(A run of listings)
++++++++++++++++++++
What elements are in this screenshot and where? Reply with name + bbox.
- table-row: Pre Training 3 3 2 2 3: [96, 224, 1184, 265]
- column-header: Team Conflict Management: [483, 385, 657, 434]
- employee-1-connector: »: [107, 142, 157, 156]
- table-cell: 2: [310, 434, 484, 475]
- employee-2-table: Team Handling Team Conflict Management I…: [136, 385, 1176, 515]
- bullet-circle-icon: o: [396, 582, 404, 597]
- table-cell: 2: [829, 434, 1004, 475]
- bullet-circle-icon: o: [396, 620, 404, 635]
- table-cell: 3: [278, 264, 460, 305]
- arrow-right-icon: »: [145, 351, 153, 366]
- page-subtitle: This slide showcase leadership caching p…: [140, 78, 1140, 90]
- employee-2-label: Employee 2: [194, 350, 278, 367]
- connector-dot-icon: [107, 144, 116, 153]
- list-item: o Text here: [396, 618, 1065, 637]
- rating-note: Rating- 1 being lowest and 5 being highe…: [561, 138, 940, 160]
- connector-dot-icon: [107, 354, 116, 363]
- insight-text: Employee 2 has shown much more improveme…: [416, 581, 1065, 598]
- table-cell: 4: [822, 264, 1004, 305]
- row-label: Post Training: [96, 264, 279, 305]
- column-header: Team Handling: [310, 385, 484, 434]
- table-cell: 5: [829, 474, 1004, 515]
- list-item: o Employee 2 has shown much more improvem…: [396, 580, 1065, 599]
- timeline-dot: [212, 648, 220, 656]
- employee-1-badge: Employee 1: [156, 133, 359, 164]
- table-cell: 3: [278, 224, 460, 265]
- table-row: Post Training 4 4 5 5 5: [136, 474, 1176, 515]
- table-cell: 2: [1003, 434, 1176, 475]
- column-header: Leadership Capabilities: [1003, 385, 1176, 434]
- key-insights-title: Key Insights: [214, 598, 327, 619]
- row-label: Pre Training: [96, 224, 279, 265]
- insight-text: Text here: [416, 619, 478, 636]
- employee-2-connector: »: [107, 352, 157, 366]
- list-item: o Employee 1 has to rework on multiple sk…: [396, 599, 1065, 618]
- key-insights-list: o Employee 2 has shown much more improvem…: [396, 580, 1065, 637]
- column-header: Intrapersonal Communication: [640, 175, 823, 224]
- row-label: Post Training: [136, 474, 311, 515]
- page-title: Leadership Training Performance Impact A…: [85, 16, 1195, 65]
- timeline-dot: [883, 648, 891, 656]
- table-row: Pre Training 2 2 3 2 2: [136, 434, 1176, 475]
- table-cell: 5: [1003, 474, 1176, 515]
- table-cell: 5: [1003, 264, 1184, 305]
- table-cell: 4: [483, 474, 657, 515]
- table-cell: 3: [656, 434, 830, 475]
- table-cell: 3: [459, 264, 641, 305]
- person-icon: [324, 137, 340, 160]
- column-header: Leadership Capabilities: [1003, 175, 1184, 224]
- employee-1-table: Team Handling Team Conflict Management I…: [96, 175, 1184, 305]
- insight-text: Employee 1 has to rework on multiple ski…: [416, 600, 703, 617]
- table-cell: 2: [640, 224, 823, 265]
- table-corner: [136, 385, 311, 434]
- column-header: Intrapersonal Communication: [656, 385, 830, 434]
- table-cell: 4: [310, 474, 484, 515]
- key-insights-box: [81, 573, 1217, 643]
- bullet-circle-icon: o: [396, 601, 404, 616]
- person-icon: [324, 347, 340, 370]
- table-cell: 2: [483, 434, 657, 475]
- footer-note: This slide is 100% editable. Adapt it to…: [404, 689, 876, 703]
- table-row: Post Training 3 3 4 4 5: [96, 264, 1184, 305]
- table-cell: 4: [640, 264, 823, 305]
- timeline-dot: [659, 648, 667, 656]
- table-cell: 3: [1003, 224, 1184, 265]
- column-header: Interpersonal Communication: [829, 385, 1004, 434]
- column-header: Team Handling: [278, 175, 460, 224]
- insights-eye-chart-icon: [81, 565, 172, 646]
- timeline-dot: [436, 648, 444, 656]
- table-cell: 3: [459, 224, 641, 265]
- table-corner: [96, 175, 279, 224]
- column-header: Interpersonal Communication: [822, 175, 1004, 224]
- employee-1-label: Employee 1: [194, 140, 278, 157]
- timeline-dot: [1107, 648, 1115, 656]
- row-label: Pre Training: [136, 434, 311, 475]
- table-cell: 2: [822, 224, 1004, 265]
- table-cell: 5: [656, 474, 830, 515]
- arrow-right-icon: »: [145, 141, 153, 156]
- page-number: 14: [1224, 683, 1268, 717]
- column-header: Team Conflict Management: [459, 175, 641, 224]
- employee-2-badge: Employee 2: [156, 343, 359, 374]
++++++++++++++++++++
> [Work to complete]: Duplicate every line of the listing above without any changes.

> [Solution to this exercise]:
What elements are in this screenshot and where? Reply with name + bbox.
- table-row: Pre Training 3 3 2 2 3: [96, 224, 1184, 265]
- column-header: Team Conflict Management: [483, 385, 657, 434]
- employee-1-connector: »: [107, 142, 157, 156]
- table-cell: 2: [310, 434, 484, 475]
- employee-2-table: Team Handling Team Conflict Management I…: [136, 385, 1176, 515]
- bullet-circle-icon: o: [396, 582, 404, 597]
- table-cell: 2: [829, 434, 1004, 475]
- bullet-circle-icon: o: [396, 620, 404, 635]
- table-cell: 3: [278, 264, 460, 305]
- arrow-right-icon: »: [145, 351, 153, 366]
- page-subtitle: This slide showcase leadership caching p…: [140, 78, 1140, 90]
- employee-2-label: Employee 2: [194, 350, 278, 367]
- connector-dot-icon: [107, 144, 116, 153]
- list-item: o Text here: [396, 618, 1065, 637]
- rating-note: Rating- 1 being lowest and 5 being highe…: [561, 138, 940, 160]
- connector-dot-icon: [107, 354, 116, 363]
- insight-text: Employee 2 has shown much more improveme…: [416, 581, 1065, 598]
- table-cell: 4: [822, 264, 1004, 305]
- row-label: Post Training: [96, 264, 279, 305]
- column-header: Team Handling: [310, 385, 484, 434]
- table-cell: 5: [829, 474, 1004, 515]
- list-item: o Employee 2 has shown much more improvem…: [396, 580, 1065, 599]
- timeline-dot: [212, 648, 220, 656]
- employee-1-badge: Employee 1: [156, 133, 359, 164]
- table-cell: 3: [278, 224, 460, 265]
- table-row: Post Training 4 4 5 5 5: [136, 474, 1176, 515]
- table-cell: 2: [1003, 434, 1176, 475]
- column-header: Leadership Capabilities: [1003, 385, 1176, 434]
- key-insights-title: Key Insights: [214, 598, 327, 619]
- row-label: Pre Training: [96, 224, 279, 265]
- insight-text: Text here: [416, 619, 478, 636]
- employee-2-connector: »: [107, 352, 157, 366]
- list-item: o Employee 1 has to rework on multiple sk…: [396, 599, 1065, 618]
- key-insights-list: o Employee 2 has shown much more improvem…: [396, 580, 1065, 637]
- column-header: Intrapersonal Communication: [640, 175, 823, 224]
- row-label: Post Training: [136, 474, 311, 515]
- page-title: Leadership Training Performance Impact A…: [85, 16, 1195, 65]
- timeline-dot: [883, 648, 891, 656]
- table-row: Pre Training 2 2 3 2 2: [136, 434, 1176, 475]
- table-cell: 5: [1003, 474, 1176, 515]
- table-cell: 5: [1003, 264, 1184, 305]
- table-cell: 4: [483, 474, 657, 515]
- table-cell: 3: [656, 434, 830, 475]
- table-cell: 3: [459, 264, 641, 305]
- person-icon: [324, 137, 340, 160]
- column-header: Leadership Capabilities: [1003, 175, 1184, 224]
- employee-1-table: Team Handling Team Conflict Management I…: [96, 175, 1184, 305]
- insight-text: Employee 1 has to rework on multiple ski…: [416, 600, 703, 617]
- table-cell: 2: [640, 224, 823, 265]
- table-corner: [136, 385, 311, 434]
- column-header: Intrapersonal Communication: [656, 385, 830, 434]
- table-cell: 4: [310, 474, 484, 515]
- key-insights-box: [81, 573, 1217, 643]
- bullet-circle-icon: o: [396, 601, 404, 616]
- person-icon: [324, 347, 340, 370]
- table-cell: 2: [483, 434, 657, 475]
- footer-note: This slide is 100% editable. Adapt it to…: [404, 689, 876, 703]
- table-row: Post Training 3 3 4 4 5: [96, 264, 1184, 305]
- table-cell: 4: [640, 264, 823, 305]
- timeline-dot: [659, 648, 667, 656]
- table-cell: 3: [1003, 224, 1184, 265]
- column-header: Interpersonal Communication: [829, 385, 1004, 434]
- column-header: Team Handling: [278, 175, 460, 224]
- insights-eye-chart-icon: [81, 565, 172, 646]
- timeline-dot: [436, 648, 444, 656]
- table-cell: 3: [459, 224, 641, 265]
- table-corner: [96, 175, 279, 224]
- column-header: Interpersonal Communication: [822, 175, 1004, 224]
- employee-1-label: Employee 1: [194, 140, 278, 157]
- timeline-dot: [1107, 648, 1115, 656]
- row-label: Pre Training: [136, 434, 311, 475]
- table-cell: 2: [822, 224, 1004, 265]
- table-cell: 5: [656, 474, 830, 515]
- arrow-right-icon: »: [145, 141, 153, 156]
- page-number: 14: [1224, 683, 1268, 717]
- column-header: Team Conflict Management: [459, 175, 641, 224]
- employee-2-badge: Employee 2: [156, 343, 359, 374]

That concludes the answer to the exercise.